* _Recorded information_
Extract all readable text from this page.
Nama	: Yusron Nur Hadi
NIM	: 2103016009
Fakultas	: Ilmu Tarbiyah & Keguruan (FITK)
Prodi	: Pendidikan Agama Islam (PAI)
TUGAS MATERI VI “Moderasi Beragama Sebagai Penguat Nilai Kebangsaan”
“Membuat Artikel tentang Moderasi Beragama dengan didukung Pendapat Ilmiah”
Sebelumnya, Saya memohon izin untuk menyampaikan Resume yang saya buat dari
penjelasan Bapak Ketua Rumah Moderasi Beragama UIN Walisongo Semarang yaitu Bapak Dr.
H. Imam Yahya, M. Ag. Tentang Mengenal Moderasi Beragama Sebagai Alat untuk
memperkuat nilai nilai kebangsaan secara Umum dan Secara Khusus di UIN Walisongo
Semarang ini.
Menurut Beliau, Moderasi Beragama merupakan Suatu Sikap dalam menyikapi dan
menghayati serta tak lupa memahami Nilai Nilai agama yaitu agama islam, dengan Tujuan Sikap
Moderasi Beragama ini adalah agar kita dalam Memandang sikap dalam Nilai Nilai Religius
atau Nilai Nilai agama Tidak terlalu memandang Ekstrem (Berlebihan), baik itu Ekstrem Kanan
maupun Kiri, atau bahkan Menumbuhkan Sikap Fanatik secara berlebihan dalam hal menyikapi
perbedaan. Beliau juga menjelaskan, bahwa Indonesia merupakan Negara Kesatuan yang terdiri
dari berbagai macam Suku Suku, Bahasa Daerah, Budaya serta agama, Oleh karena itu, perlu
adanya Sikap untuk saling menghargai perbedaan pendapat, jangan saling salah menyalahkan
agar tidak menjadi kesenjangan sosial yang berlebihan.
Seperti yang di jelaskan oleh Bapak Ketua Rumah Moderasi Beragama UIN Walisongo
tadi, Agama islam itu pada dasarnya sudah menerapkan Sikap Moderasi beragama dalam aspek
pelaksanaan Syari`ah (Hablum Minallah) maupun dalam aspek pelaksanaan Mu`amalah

* _What is expected_
All of the material above needs to be retyped word for word.

* _Correct output_
Extract all readable text from this page.
Nama	: Yusron Nur Hadi
NIM	: 2103016009
Fakultas	: Ilmu Tarbiyah & Keguruan (FITK)
Prodi	: Pendidikan Agama Islam (PAI)
TUGAS MATERI VI “Moderasi Beragama Sebagai Penguat Nilai Kebangsaan”
“Membuat Artikel tentang Moderasi Beragama dengan didukung Pendapat Ilmiah”
Sebelumnya, Saya memohon izin untuk menyampaikan Resume yang saya buat dari
penjelasan Bapak Ketua Rumah Moderasi Beragama UIN Walisongo Semarang yaitu Bapak Dr.
H. Imam Yahya, M. Ag. Tentang Mengenal Moderasi Beragama Sebagai Alat untuk
memperkuat nilai nilai kebangsaan secara Umum dan Secara Khusus di UIN Walisongo
Semarang ini.
Menurut Beliau, Moderasi Beragama merupakan Suatu Sikap dalam menyikapi dan
menghayati serta tak lupa memahami Nilai Nilai agama yaitu agama islam, dengan Tujuan Sikap
Moderasi Beragama ini adalah agar kita dalam Memandang sikap dalam Nilai Nilai Religius
atau Nilai Nilai agama Tidak terlalu memandang Ekstrem (Berlebihan), baik itu Ekstrem Kanan
maupun Kiri, atau bahkan Menumbuhkan Sikap Fanatik secara berlebihan dalam hal menyikapi
perbedaan. Beliau juga menjelaskan, bahwa Indonesia merupakan Negara Kesatuan yang terdiri
dari berbagai macam Suku Suku, Bahasa Daerah, Budaya serta agama, Oleh karena itu, perlu
adanya Sikap untuk saling menghargai perbedaan pendapat, jangan saling salah menyalahkan
agar tidak menjadi kesenjangan sosial yang berlebihan.
Seperti yang di jelaskan oleh Bapak Ketua Rumah Moderasi Beragama UIN Walisongo
tadi, Agama islam itu pada dasarnya sudah menerapkan Sikap Moderasi beragama dalam aspek
pelaksanaan Syari`ah (Hablum Minallah) maupun dalam aspek pelaksanaan Mu`amalah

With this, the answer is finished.